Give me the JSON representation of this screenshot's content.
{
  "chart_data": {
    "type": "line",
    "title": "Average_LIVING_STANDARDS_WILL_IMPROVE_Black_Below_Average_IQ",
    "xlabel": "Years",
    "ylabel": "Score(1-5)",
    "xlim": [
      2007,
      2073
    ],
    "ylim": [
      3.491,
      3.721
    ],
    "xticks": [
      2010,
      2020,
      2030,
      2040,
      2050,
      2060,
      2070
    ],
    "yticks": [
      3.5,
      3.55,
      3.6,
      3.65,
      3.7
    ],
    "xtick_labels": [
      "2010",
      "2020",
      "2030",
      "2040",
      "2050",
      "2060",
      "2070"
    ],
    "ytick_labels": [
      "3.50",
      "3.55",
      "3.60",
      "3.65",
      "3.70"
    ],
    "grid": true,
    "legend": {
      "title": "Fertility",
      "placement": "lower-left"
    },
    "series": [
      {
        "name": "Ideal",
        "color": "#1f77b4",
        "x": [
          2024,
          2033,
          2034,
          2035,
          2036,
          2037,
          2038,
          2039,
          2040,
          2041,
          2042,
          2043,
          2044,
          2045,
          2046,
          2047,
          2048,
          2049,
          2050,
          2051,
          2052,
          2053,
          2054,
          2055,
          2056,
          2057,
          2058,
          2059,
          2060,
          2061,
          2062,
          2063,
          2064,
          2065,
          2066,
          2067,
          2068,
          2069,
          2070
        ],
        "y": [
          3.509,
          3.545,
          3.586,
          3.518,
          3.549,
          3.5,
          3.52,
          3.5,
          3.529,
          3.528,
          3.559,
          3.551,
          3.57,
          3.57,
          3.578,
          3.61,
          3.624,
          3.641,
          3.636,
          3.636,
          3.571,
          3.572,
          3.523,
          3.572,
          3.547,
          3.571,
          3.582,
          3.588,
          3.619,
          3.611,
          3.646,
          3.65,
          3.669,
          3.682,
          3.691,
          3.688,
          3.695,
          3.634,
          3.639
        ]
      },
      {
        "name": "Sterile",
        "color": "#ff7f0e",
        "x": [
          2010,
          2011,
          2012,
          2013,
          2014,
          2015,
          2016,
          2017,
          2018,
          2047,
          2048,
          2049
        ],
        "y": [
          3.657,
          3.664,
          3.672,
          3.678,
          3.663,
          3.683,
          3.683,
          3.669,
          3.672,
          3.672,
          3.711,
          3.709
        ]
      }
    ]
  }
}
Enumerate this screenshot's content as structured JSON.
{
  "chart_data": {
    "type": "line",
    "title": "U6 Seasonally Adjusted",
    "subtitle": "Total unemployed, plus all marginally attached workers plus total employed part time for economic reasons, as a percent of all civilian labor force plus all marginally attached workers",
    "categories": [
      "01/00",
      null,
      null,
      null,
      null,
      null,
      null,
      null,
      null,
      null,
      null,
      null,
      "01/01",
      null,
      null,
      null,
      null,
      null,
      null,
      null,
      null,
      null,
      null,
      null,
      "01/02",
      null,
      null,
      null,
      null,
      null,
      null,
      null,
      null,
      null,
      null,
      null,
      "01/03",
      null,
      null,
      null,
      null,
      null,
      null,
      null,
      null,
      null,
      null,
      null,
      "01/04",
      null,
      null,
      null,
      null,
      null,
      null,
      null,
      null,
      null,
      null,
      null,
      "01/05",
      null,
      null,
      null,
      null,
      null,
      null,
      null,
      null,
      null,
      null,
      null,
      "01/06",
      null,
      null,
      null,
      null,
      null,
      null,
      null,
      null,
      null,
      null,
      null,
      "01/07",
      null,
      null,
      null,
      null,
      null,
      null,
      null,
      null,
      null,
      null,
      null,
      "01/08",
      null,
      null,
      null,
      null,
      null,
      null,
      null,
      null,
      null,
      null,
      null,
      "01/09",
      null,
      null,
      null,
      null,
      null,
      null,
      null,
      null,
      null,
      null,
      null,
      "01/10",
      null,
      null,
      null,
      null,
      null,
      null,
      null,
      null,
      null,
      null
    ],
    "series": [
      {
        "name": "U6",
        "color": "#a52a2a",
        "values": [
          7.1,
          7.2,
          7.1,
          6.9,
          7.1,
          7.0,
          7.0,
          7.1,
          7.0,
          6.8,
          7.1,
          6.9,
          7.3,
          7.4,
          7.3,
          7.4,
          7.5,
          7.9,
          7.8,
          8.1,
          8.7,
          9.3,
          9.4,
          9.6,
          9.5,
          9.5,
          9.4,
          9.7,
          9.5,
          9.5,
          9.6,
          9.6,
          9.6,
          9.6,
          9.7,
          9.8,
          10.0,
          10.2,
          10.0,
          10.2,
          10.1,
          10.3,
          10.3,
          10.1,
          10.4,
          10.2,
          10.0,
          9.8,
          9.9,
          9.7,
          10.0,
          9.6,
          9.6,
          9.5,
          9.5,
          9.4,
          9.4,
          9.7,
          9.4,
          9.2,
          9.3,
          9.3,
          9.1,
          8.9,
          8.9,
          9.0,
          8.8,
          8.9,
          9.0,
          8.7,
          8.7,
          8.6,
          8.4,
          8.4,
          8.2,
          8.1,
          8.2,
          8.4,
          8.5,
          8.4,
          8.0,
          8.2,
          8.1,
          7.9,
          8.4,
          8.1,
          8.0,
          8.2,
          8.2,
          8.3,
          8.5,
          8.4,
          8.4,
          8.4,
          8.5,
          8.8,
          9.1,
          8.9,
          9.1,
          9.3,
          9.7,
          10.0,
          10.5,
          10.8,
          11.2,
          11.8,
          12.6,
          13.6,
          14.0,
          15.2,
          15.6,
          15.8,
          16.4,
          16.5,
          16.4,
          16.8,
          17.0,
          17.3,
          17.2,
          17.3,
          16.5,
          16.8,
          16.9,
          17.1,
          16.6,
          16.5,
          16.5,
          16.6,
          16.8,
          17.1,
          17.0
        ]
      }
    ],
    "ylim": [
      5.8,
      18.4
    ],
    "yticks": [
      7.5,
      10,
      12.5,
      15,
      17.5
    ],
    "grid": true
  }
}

====

■ Task requirements ■
Scan the records above for the string "JSON", then report every line that contains it.

■ Reply to the task ■
Give me the JSON representation of this screenshot's content.
Enumerate this screenshot's content as structured JSON.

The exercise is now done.